--- Start Dataset excerpts ---

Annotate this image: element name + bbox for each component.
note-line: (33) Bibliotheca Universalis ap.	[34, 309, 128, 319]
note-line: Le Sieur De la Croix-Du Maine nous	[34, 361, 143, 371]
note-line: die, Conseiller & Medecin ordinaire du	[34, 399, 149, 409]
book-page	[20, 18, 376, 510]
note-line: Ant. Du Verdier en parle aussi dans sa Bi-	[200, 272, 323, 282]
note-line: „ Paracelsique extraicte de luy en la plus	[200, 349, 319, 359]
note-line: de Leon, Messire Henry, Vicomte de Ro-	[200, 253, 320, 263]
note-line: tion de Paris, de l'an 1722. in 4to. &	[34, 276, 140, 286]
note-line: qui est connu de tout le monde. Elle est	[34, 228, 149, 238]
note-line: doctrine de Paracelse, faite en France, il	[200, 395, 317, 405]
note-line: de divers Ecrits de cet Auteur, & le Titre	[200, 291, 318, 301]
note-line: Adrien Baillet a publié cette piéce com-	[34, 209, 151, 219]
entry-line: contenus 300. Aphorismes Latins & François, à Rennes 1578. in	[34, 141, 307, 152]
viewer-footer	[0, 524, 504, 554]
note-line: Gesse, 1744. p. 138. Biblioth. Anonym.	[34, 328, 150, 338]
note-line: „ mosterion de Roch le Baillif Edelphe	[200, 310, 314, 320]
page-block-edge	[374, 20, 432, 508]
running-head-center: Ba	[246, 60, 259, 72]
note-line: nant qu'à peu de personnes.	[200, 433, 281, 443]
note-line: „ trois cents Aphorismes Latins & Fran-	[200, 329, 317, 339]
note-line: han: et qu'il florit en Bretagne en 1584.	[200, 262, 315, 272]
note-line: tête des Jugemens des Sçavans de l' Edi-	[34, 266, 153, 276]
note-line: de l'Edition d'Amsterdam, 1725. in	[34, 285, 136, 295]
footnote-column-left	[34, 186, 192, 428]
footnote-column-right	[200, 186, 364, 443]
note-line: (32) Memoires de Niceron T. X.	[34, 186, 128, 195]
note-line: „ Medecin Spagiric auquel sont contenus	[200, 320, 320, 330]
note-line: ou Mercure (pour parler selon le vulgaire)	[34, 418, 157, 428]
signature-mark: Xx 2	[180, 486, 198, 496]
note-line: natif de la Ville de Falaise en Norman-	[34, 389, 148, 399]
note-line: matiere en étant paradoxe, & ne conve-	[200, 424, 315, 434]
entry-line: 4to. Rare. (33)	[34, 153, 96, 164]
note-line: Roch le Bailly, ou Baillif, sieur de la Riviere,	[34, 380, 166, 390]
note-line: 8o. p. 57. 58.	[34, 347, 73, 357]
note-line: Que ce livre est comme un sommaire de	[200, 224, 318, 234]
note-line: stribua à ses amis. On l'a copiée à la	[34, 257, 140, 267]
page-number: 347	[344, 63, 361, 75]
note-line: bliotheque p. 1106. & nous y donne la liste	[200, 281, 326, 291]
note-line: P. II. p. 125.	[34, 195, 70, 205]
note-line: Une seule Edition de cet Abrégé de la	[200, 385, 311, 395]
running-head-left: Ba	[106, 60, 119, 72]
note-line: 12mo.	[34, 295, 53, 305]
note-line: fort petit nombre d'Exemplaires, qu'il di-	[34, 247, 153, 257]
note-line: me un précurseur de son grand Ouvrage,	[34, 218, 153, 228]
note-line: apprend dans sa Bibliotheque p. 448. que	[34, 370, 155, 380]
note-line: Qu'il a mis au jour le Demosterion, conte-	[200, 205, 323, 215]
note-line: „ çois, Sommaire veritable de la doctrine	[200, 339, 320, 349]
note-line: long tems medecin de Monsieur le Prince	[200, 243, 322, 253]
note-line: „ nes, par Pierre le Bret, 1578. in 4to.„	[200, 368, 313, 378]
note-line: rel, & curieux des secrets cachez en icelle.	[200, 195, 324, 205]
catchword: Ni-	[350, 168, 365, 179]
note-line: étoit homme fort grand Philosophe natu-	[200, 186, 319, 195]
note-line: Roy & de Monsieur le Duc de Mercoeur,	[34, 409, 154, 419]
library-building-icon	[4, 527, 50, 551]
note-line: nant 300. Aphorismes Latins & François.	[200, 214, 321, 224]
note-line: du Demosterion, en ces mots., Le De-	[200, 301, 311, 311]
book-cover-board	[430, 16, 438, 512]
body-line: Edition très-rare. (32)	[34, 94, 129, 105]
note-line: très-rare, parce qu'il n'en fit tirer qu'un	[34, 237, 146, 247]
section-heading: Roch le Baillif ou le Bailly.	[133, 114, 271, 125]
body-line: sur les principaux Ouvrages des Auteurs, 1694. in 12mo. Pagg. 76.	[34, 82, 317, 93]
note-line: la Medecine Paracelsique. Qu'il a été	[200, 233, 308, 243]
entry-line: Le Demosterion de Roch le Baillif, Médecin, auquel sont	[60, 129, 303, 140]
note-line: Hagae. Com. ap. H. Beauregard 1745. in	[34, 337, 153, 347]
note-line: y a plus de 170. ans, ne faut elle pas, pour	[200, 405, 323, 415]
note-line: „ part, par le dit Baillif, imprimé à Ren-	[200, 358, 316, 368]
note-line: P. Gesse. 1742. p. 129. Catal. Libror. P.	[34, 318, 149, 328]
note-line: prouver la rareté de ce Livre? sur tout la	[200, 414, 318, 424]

--- End Dataset excerpts ---

Recast every line of the listing above as a Markdown table with the columns Row and Entry, numbering the rows in order and leaving out blank lines.

| Row | Entry |
|---|---|
| 1 | Annotate this image: element name + bbox for each component. |
| 2 | note-line: (33) Bibliotheca Universalis ap.	[34, 309, 128, 319] |
| 3 | note-line: Le Sieur De la Croix-Du Maine nous	[34, 361, 143, 371] |
| 4 | note-line: die, Conseiller & Medecin ordinaire du	[34, 399, 149, 409] |
| 5 | book-page	[20, 18, 376, 510] |
| 6 | note-line: Ant. Du Verdier en parle aussi dans sa Bi-	[200, 272, 323, 282] |
| 7 | note-line: „ Paracelsique extraicte de luy en la plus	[200, 349, 319, 359] |
| 8 | note-line: de Leon, Messire Henry, Vicomte de Ro-	[200, 253, 320, 263] |
| 9 | note-line: tion de Paris, de l'an 1722. in 4to. &	[34, 276, 140, 286] |
| 10 | note-line: qui est connu de tout le monde. Elle est	[34, 228, 149, 238] |
| 11 | note-line: doctrine de Paracelse, faite en France, il	[200, 395, 317, 405] |
| 12 | note-line: de divers Ecrits de cet Auteur, & le Titre	[200, 291, 318, 301] |
| 13 | note-line: Adrien Baillet a publié cette piéce com-	[34, 209, 151, 219] |
| 14 | entry-line: contenus 300. Aphorismes Latins & François, à Rennes 1578. in	[34, 141, 307, 152] |
| 15 | viewer-footer	[0, 524, 504, 554] |
| 16 | note-line: Gesse, 1744. p. 138. Biblioth. Anonym.	[34, 328, 150, 338] |
| 17 | note-line: „ mosterion de Roch le Baillif Edelphe	[200, 310, 314, 320] |
| 18 | page-block-edge	[374, 20, 432, 508] |
| 19 | running-head-center: Ba	[246, 60, 259, 72] |
| 20 | note-line: nant qu'à peu de personnes.	[200, 433, 281, 443] |
| 21 | note-line: „ trois cents Aphorismes Latins & Fran-	[200, 329, 317, 339] |
| 22 | note-line: han: et qu'il florit en Bretagne en 1584.	[200, 262, 315, 272] |
| 23 | note-line: tête des Jugemens des Sçavans de l' Edi-	[34, 266, 153, 276] |
| 24 | note-line: de l'Edition d'Amsterdam, 1725. in	[34, 285, 136, 295] |
| 25 | footnote-column-left	[34, 186, 192, 428] |
| 26 | footnote-column-right	[200, 186, 364, 443] |
| 27 | note-line: (32) Memoires de Niceron T. X.	[34, 186, 128, 195] |
| 28 | note-line: „ Medecin Spagiric auquel sont contenus	[200, 320, 320, 330] |
| 29 | note-line: ou Mercure (pour parler selon le vulgaire)	[34, 418, 157, 428] |
| 30 | signature-mark: Xx 2	[180, 486, 198, 496] |
| 31 | note-line: natif de la Ville de Falaise en Norman-	[34, 389, 148, 399] |
| 32 | note-line: matiere en étant paradoxe, & ne conve-	[200, 424, 315, 434] |
| 33 | entry-line: 4to. Rare. (33)	[34, 153, 96, 164] |
| 34 | note-line: Roch le Bailly, ou Baillif, sieur de la Riviere,	[34, 380, 166, 390] |
| 35 | note-line: 8o. p. 57. 58.	[34, 347, 73, 357] |
| 36 | note-line: Que ce livre est comme un sommaire de	[200, 224, 318, 234] |
| 37 | note-line: stribua à ses amis. On l'a copiée à la	[34, 257, 140, 267] |
| 38 | page-number: 347	[344, 63, 361, 75] |
| 39 | note-line: bliotheque p. 1106. & nous y donne la liste	[200, 281, 326, 291] |
| 40 | note-line: P. II. p. 125.	[34, 195, 70, 205] |
| 41 | note-line: Une seule Edition de cet Abrégé de la	[200, 385, 311, 395] |
| 42 | running-head-left: Ba	[106, 60, 119, 72] |
| 43 | note-line: 12mo.	[34, 295, 53, 305] |
| 44 | note-line: fort petit nombre d'Exemplaires, qu'il di-	[34, 247, 153, 257] |
| 45 | note-line: me un précurseur de son grand Ouvrage,	[34, 218, 153, 228] |
| 46 | note-line: apprend dans sa Bibliotheque p. 448. que	[34, 370, 155, 380] |
| 47 | note-line: Qu'il a mis au jour le Demosterion, conte-	[200, 205, 323, 215] |
| 48 | note-line: „ çois, Sommaire veritable de la doctrine	[200, 339, 320, 349] |
| 49 | note-line: long tems medecin de Monsieur le Prince	[200, 243, 322, 253] |
| 50 | note-line: „ nes, par Pierre le Bret, 1578. in 4to.„	[200, 368, 313, 378] |
| 51 | note-line: rel, & curieux des secrets cachez en icelle.	[200, 195, 324, 205] |
| 52 | catchword: Ni-	[350, 168, 365, 179] |
| 53 | note-line: étoit homme fort grand Philosophe natu-	[200, 186, 319, 195] |
| 54 | note-line: Roy & de Monsieur le Duc de Mercoeur,	[34, 409, 154, 419] |
| 55 | library-building-icon	[4, 527, 50, 551] |
| 56 | note-line: nant 300. Aphorismes Latins & François.	[200, 214, 321, 224] |
| 57 | note-line: du Demosterion, en ces mots., Le De-	[200, 301, 311, 311] |
| 58 | book-cover-board	[430, 16, 438, 512] |
| 59 | body-line: Edition très-rare. (32)	[34, 94, 129, 105] |
| 60 | note-line: très-rare, parce qu'il n'en fit tirer qu'un	[34, 237, 146, 247] |
| 61 | section-heading: Roch le Baillif ou le Bailly.	[133, 114, 271, 125] |
| 62 | body-line: sur les principaux Ouvrages des Auteurs, 1694. in 12mo. Pagg. 76.	[34, 82, 317, 93] |
| 63 | note-line: la Medecine Paracelsique. Qu'il a été	[200, 233, 308, 243] |
| 64 | entry-line: Le Demosterion de Roch le Baillif, Médecin, auquel sont	[60, 129, 303, 140] |
| 65 | note-line: Hagae. Com. ap. H. Beauregard 1745. in	[34, 337, 153, 347] |
| 66 | note-line: y a plus de 170. ans, ne faut elle pas, pour	[200, 405, 323, 415] |
| 67 | note-line: „ part, par le dit Baillif, imprimé à Ren-	[200, 358, 316, 368] |
| 68 | note-line: P. Gesse. 1742. p. 129. Catal. Libror. P.	[34, 318, 149, 328] |
| 69 | note-line: prouver la rareté de ce Livre? sur tout la	[200, 414, 318, 424] |